### Aim of the exercise
Pictures should be excluded; otherwise, copy every entry exactly.

++++++++++++++++++++

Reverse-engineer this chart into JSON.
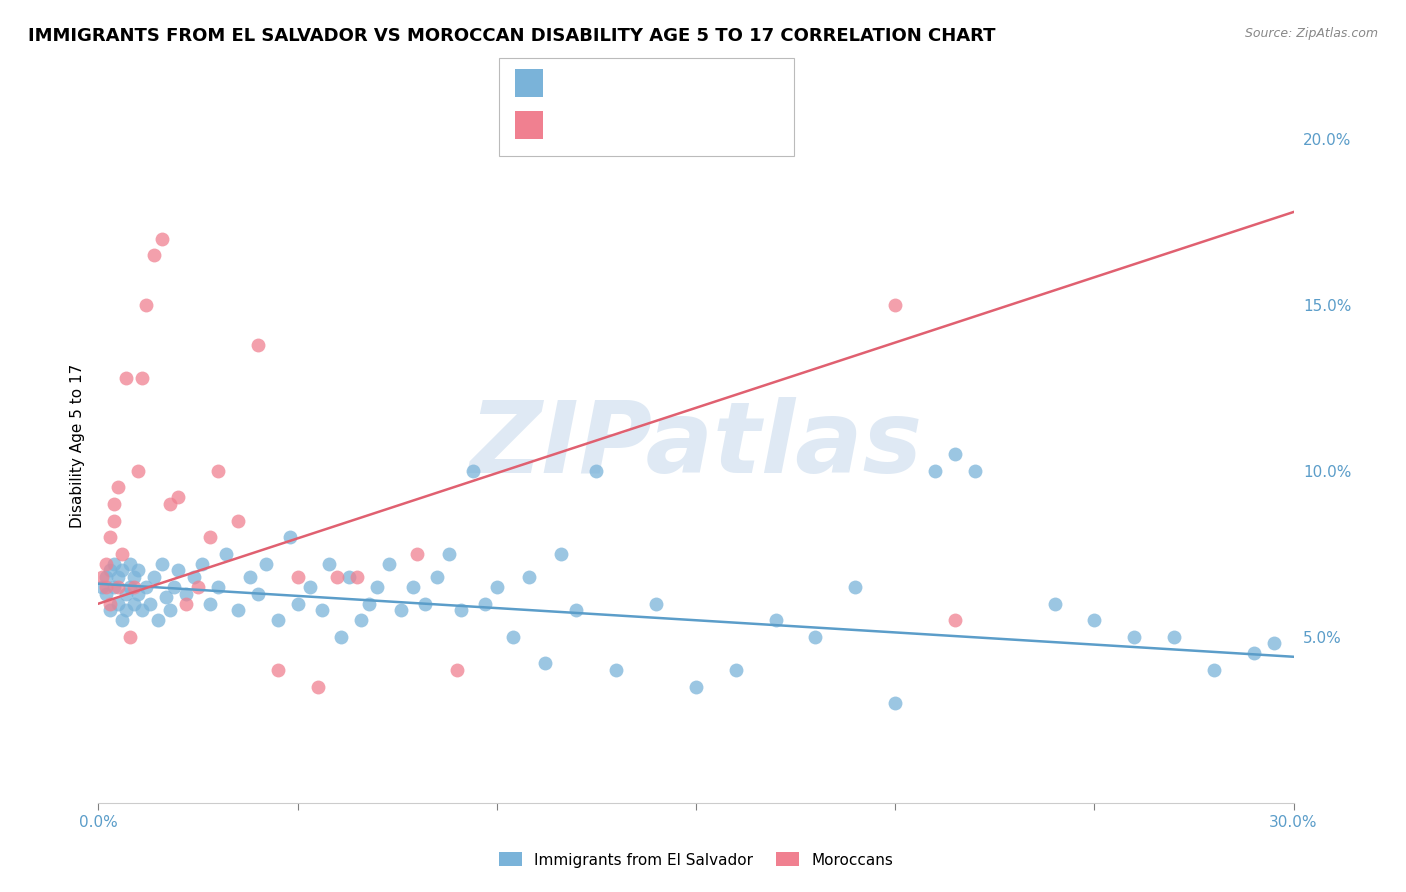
{
  "title": "IMMIGRANTS FROM EL SALVADOR VS MOROCCAN DISABILITY AGE 5 TO 17 CORRELATION CHART",
  "source": "Source: ZipAtlas.com",
  "ylabel": "Disability Age 5 to 17",
  "x_min": 0.0,
  "x_max": 0.3,
  "y_min": 0.0,
  "y_max": 0.215,
  "y_ticks_right": [
    0.05,
    0.1,
    0.15,
    0.2
  ],
  "y_tick_labels_right": [
    "5.0%",
    "10.0%",
    "15.0%",
    "20.0%"
  ],
  "blue_scatter_x": [
    0.001,
    0.002,
    0.002,
    0.003,
    0.003,
    0.004,
    0.004,
    0.005,
    0.005,
    0.006,
    0.006,
    0.007,
    0.007,
    0.008,
    0.008,
    0.009,
    0.009,
    0.01,
    0.01,
    0.011,
    0.012,
    0.013,
    0.014,
    0.015,
    0.016,
    0.017,
    0.018,
    0.019,
    0.02,
    0.022,
    0.024,
    0.026,
    0.028,
    0.03,
    0.032,
    0.035,
    0.038,
    0.04,
    0.042,
    0.045,
    0.048,
    0.05,
    0.053,
    0.056,
    0.058,
    0.061,
    0.063,
    0.066,
    0.068,
    0.07,
    0.073,
    0.076,
    0.079,
    0.082,
    0.085,
    0.088,
    0.091,
    0.094,
    0.097,
    0.1,
    0.104,
    0.108,
    0.112,
    0.116,
    0.12,
    0.125,
    0.13,
    0.14,
    0.15,
    0.16,
    0.17,
    0.18,
    0.19,
    0.2,
    0.21,
    0.215,
    0.22,
    0.24,
    0.25,
    0.26,
    0.27,
    0.28,
    0.29,
    0.295
  ],
  "blue_scatter_y": [
    0.065,
    0.068,
    0.063,
    0.07,
    0.058,
    0.065,
    0.072,
    0.06,
    0.068,
    0.055,
    0.07,
    0.063,
    0.058,
    0.065,
    0.072,
    0.068,
    0.06,
    0.063,
    0.07,
    0.058,
    0.065,
    0.06,
    0.068,
    0.055,
    0.072,
    0.062,
    0.058,
    0.065,
    0.07,
    0.063,
    0.068,
    0.072,
    0.06,
    0.065,
    0.075,
    0.058,
    0.068,
    0.063,
    0.072,
    0.055,
    0.08,
    0.06,
    0.065,
    0.058,
    0.072,
    0.05,
    0.068,
    0.055,
    0.06,
    0.065,
    0.072,
    0.058,
    0.065,
    0.06,
    0.068,
    0.075,
    0.058,
    0.1,
    0.06,
    0.065,
    0.05,
    0.068,
    0.042,
    0.075,
    0.058,
    0.1,
    0.04,
    0.06,
    0.035,
    0.04,
    0.055,
    0.05,
    0.065,
    0.03,
    0.1,
    0.105,
    0.1,
    0.06,
    0.055,
    0.05,
    0.05,
    0.04,
    0.045,
    0.048
  ],
  "pink_scatter_x": [
    0.001,
    0.002,
    0.002,
    0.003,
    0.003,
    0.004,
    0.004,
    0.005,
    0.005,
    0.006,
    0.007,
    0.008,
    0.009,
    0.01,
    0.011,
    0.012,
    0.014,
    0.016,
    0.018,
    0.02,
    0.022,
    0.025,
    0.028,
    0.03,
    0.035,
    0.04,
    0.045,
    0.05,
    0.055,
    0.06,
    0.065,
    0.08,
    0.09,
    0.2,
    0.215
  ],
  "pink_scatter_y": [
    0.068,
    0.072,
    0.065,
    0.08,
    0.06,
    0.085,
    0.09,
    0.095,
    0.065,
    0.075,
    0.128,
    0.05,
    0.065,
    0.1,
    0.128,
    0.15,
    0.165,
    0.17,
    0.09,
    0.092,
    0.06,
    0.065,
    0.08,
    0.1,
    0.085,
    0.138,
    0.04,
    0.068,
    0.035,
    0.068,
    0.068,
    0.075,
    0.04,
    0.15,
    0.055
  ],
  "blue_line_x": [
    0.0,
    0.3
  ],
  "blue_line_y": [
    0.066,
    0.044
  ],
  "pink_line_x": [
    0.0,
    0.3
  ],
  "pink_line_y": [
    0.06,
    0.178
  ],
  "scatter_color_blue": "#7ab3d9",
  "scatter_color_pink": "#f08090",
  "line_color_blue": "#5b9dc9",
  "line_color_pink": "#e06070",
  "background_color": "#ffffff",
  "grid_color": "#d0d0d0",
  "title_fontsize": 13,
  "axis_label_color": "#5b9dc9",
  "watermark_text": "ZIPatlas",
  "legend_label_blue": "Immigrants from El Salvador",
  "legend_label_pink": "Moroccans"
}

++++++++++++++++++++

### Full answer
Reverse-engineer this chart into JSON.
{
  "title": "IMMIGRANTS FROM EL SALVADOR VS MOROCCAN DISABILITY AGE 5 TO 17 CORRELATION CHART",
  "source": "Source: ZipAtlas.com",
  "ylabel": "Disability Age 5 to 17",
  "x_min": 0.0,
  "x_max": 0.3,
  "y_min": 0.0,
  "y_max": 0.215,
  "y_ticks_right": [
    0.05,
    0.1,
    0.15,
    0.2
  ],
  "y_tick_labels_right": [
    "5.0%",
    "10.0%",
    "15.0%",
    "20.0%"
  ],
  "blue_scatter_x": [
    0.001,
    0.002,
    0.002,
    0.003,
    0.003,
    0.004,
    0.004,
    0.005,
    0.005,
    0.006,
    0.006,
    0.007,
    0.007,
    0.008,
    0.008,
    0.009,
    0.009,
    0.01,
    0.01,
    0.011,
    0.012,
    0.013,
    0.014,
    0.015,
    0.016,
    0.017,
    0.018,
    0.019,
    0.02,
    0.022,
    0.024,
    0.026,
    0.028,
    0.03,
    0.032,
    0.035,
    0.038,
    0.04,
    0.042,
    0.045,
    0.048,
    0.05,
    0.053,
    0.056,
    0.058,
    0.061,
    0.063,
    0.066,
    0.068,
    0.07,
    0.073,
    0.076,
    0.079,
    0.082,
    0.085,
    0.088,
    0.091,
    0.094,
    0.097,
    0.1,
    0.104,
    0.108,
    0.112,
    0.116,
    0.12,
    0.125,
    0.13,
    0.14,
    0.15,
    0.16,
    0.17,
    0.18,
    0.19,
    0.2,
    0.21,
    0.215,
    0.22,
    0.24,
    0.25,
    0.26,
    0.27,
    0.28,
    0.29,
    0.295
  ],
  "blue_scatter_y": [
    0.065,
    0.068,
    0.063,
    0.07,
    0.058,
    0.065,
    0.072,
    0.06,
    0.068,
    0.055,
    0.07,
    0.063,
    0.058,
    0.065,
    0.072,
    0.068,
    0.06,
    0.063,
    0.07,
    0.058,
    0.065,
    0.06,
    0.068,
    0.055,
    0.072,
    0.062,
    0.058,
    0.065,
    0.07,
    0.063,
    0.068,
    0.072,
    0.06,
    0.065,
    0.075,
    0.058,
    0.068,
    0.063,
    0.072,
    0.055,
    0.08,
    0.06,
    0.065,
    0.058,
    0.072,
    0.05,
    0.068,
    0.055,
    0.06,
    0.065,
    0.072,
    0.058,
    0.065,
    0.06,
    0.068,
    0.075,
    0.058,
    0.1,
    0.06,
    0.065,
    0.05,
    0.068,
    0.042,
    0.075,
    0.058,
    0.1,
    0.04,
    0.06,
    0.035,
    0.04,
    0.055,
    0.05,
    0.065,
    0.03,
    0.1,
    0.105,
    0.1,
    0.06,
    0.055,
    0.05,
    0.05,
    0.04,
    0.045,
    0.048
  ],
  "pink_scatter_x": [
    0.001,
    0.002,
    0.002,
    0.003,
    0.003,
    0.004,
    0.004,
    0.005,
    0.005,
    0.006,
    0.007,
    0.008,
    0.009,
    0.01,
    0.011,
    0.012,
    0.014,
    0.016,
    0.018,
    0.02,
    0.022,
    0.025,
    0.028,
    0.03,
    0.035,
    0.04,
    0.045,
    0.05,
    0.055,
    0.06,
    0.065,
    0.08,
    0.09,
    0.2,
    0.215
  ],
  "pink_scatter_y": [
    0.068,
    0.072,
    0.065,
    0.08,
    0.06,
    0.085,
    0.09,
    0.095,
    0.065,
    0.075,
    0.128,
    0.05,
    0.065,
    0.1,
    0.128,
    0.15,
    0.165,
    0.17,
    0.09,
    0.092,
    0.06,
    0.065,
    0.08,
    0.1,
    0.085,
    0.138,
    0.04,
    0.068,
    0.035,
    0.068,
    0.068,
    0.075,
    0.04,
    0.15,
    0.055
  ],
  "blue_line_x": [
    0.0,
    0.3
  ],
  "blue_line_y": [
    0.066,
    0.044
  ],
  "pink_line_x": [
    0.0,
    0.3
  ],
  "pink_line_y": [
    0.06,
    0.178
  ],
  "scatter_color_blue": "#7ab3d9",
  "scatter_color_pink": "#f08090",
  "line_color_blue": "#5b9dc9",
  "line_color_pink": "#e06070",
  "background_color": "#ffffff",
  "grid_color": "#d0d0d0",
  "title_fontsize": 13,
  "axis_label_color": "#5b9dc9",
  "watermark_text": "ZIPatlas",
  "legend_label_blue": "Immigrants from El Salvador",
  "legend_label_pink": "Moroccans"
}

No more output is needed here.